▸ Extracted data entries
'''

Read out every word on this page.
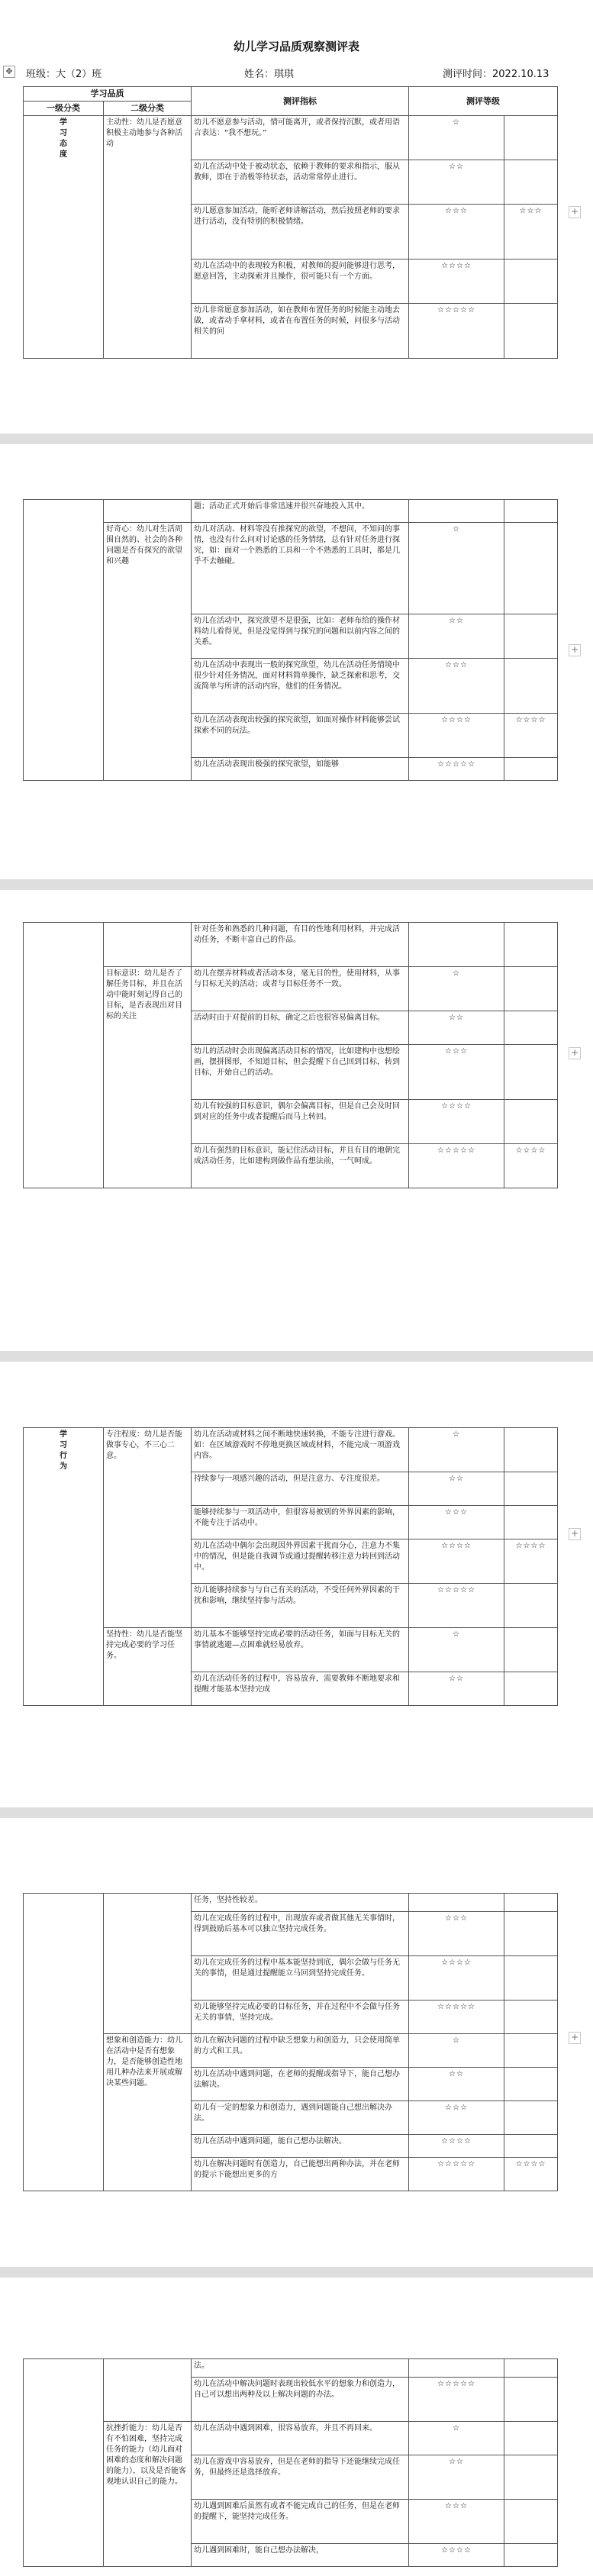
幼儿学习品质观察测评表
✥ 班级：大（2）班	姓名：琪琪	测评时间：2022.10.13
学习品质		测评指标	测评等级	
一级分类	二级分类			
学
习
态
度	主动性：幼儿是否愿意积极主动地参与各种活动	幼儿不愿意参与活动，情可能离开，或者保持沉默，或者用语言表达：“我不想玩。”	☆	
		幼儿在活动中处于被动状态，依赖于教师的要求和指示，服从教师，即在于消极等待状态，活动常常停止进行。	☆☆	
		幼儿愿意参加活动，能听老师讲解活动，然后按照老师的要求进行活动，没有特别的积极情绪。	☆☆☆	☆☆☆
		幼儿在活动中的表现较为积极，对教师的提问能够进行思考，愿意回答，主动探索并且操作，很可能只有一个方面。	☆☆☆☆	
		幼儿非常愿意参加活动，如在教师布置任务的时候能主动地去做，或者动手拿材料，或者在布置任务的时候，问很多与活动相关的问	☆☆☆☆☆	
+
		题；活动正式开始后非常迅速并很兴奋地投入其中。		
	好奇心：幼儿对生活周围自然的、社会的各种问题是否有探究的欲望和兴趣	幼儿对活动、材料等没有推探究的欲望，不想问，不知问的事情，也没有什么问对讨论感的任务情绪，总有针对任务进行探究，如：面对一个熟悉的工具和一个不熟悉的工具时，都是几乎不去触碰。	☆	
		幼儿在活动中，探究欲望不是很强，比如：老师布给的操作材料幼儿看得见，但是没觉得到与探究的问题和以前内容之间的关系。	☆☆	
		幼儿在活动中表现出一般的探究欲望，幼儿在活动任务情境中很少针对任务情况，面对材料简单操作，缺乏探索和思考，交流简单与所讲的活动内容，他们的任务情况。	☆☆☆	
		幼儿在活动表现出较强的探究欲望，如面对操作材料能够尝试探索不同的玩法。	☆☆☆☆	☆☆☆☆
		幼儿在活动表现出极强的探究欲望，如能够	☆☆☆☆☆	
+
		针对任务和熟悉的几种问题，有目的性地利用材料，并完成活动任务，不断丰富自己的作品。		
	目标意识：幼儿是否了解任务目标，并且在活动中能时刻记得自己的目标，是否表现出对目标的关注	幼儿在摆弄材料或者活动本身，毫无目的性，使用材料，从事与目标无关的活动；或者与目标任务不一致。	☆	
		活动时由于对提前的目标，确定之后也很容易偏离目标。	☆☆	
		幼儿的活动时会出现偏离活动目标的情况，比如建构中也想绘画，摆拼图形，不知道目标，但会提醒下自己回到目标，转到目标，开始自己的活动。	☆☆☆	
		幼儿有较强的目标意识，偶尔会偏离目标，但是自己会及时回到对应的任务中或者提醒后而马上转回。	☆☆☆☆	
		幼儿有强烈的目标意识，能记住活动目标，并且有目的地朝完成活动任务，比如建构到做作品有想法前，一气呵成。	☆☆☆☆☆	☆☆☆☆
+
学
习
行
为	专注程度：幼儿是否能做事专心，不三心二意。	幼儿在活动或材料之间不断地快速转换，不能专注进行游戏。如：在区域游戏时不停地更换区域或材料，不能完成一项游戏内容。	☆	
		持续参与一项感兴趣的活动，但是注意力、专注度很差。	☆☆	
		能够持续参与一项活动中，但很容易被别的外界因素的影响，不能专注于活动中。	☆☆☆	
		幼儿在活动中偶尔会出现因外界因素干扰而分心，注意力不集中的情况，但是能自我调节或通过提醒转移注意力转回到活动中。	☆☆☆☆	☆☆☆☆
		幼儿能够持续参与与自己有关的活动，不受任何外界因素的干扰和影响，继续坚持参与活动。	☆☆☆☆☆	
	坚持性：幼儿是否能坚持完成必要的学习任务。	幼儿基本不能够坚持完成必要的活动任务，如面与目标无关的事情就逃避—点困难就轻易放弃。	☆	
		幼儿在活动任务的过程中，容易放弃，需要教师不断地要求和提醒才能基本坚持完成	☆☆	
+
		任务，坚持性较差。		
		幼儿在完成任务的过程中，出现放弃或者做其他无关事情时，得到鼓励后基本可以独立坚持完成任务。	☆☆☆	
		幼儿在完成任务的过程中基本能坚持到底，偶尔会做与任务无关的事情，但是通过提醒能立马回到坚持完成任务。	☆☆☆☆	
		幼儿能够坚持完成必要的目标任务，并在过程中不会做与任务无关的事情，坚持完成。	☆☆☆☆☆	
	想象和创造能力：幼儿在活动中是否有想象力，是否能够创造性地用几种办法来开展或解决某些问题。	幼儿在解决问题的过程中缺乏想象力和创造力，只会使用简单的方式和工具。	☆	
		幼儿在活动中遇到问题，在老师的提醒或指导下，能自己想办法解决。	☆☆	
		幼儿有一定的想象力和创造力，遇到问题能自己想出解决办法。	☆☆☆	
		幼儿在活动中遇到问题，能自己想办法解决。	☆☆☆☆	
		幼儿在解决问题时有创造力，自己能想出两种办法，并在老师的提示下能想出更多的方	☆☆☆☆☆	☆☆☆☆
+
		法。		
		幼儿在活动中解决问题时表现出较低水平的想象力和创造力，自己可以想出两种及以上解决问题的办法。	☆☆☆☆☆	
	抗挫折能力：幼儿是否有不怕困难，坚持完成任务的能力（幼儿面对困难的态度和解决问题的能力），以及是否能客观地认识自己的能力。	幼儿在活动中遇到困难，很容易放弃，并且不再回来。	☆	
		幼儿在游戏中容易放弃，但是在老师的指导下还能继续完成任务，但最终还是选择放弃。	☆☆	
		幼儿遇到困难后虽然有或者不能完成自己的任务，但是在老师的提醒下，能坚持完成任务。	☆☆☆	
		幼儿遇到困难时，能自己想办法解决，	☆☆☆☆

'''
'''

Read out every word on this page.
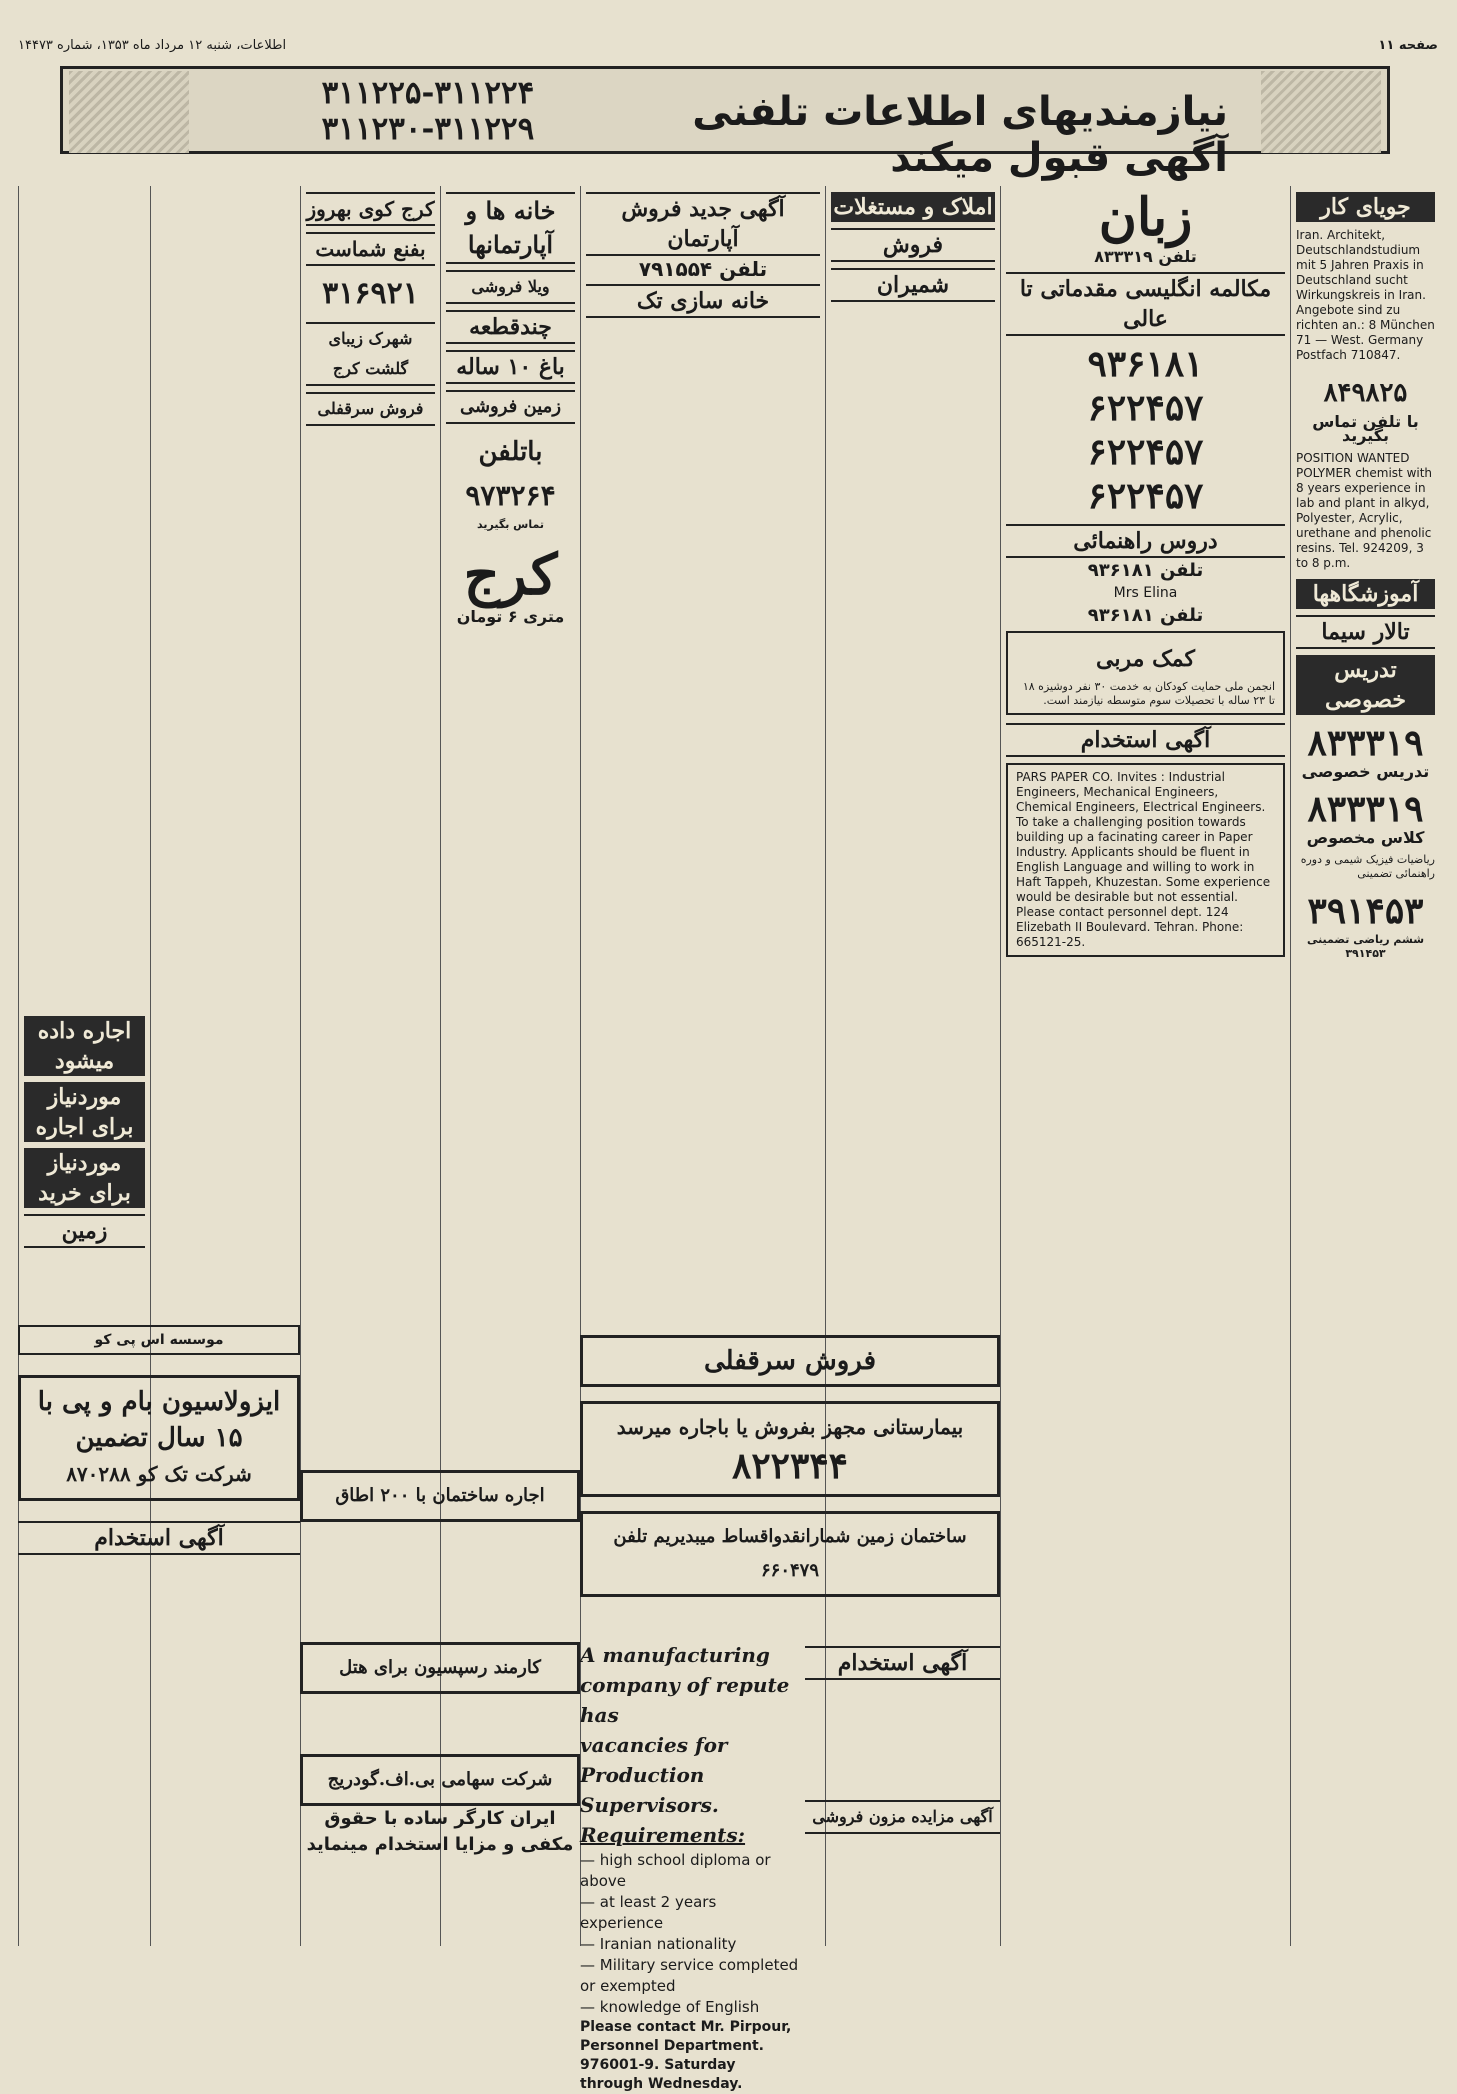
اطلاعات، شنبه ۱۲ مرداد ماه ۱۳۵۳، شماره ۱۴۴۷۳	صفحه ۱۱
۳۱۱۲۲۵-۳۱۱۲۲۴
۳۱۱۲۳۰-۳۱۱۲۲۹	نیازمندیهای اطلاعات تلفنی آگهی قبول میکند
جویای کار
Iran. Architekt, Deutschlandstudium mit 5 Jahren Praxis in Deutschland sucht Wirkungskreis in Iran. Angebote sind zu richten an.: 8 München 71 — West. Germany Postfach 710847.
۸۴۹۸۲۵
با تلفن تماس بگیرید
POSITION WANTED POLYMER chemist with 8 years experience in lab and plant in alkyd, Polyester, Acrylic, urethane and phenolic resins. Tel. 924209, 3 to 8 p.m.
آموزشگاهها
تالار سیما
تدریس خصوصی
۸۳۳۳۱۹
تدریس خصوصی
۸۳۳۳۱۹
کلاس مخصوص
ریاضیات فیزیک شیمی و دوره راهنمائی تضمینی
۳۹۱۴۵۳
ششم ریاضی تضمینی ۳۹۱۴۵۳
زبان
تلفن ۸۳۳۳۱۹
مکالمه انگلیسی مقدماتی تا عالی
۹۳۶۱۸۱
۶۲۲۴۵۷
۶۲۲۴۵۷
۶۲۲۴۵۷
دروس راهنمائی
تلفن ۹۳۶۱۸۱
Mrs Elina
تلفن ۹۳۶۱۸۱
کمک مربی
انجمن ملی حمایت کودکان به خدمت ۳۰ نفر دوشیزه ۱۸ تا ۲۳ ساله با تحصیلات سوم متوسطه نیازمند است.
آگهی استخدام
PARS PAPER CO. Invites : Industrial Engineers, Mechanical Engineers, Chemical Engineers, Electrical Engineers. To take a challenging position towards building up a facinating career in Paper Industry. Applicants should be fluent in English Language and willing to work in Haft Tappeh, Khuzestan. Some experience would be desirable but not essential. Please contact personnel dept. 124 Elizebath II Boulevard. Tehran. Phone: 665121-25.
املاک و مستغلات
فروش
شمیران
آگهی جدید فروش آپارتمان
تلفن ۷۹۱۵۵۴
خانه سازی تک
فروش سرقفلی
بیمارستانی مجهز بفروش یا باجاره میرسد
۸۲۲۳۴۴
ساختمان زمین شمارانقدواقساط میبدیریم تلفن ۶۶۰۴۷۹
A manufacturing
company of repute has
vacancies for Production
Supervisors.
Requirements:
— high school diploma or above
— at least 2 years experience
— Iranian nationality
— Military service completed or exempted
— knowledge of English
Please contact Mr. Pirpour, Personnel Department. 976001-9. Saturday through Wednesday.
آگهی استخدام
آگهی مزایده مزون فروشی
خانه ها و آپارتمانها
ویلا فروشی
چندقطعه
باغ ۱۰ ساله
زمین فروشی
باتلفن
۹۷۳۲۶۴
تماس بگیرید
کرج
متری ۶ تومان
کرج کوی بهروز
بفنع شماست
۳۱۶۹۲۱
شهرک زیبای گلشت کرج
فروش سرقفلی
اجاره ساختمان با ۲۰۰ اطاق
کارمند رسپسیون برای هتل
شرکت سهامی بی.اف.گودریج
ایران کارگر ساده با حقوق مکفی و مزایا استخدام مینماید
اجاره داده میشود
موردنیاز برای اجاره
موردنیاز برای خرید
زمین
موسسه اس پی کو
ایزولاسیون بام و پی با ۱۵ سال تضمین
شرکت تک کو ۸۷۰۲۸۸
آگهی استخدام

'''

▸ TASK INSTRUCTIONS
Locate the word "اطلاعات" in the data above. Copy every line carrying it.

▸ EXERCISE SOLUTION
اطلاعات، شنبه ۱۲ مرداد ماه ۱۳۵۳، شماره ۱۴۴۷۳	صفحه ۱۱
۳۱۱۲۳۰-۳۱۱۲۲۹	نیازمندیهای اطلاعات تلفنی آگهی قبول میکند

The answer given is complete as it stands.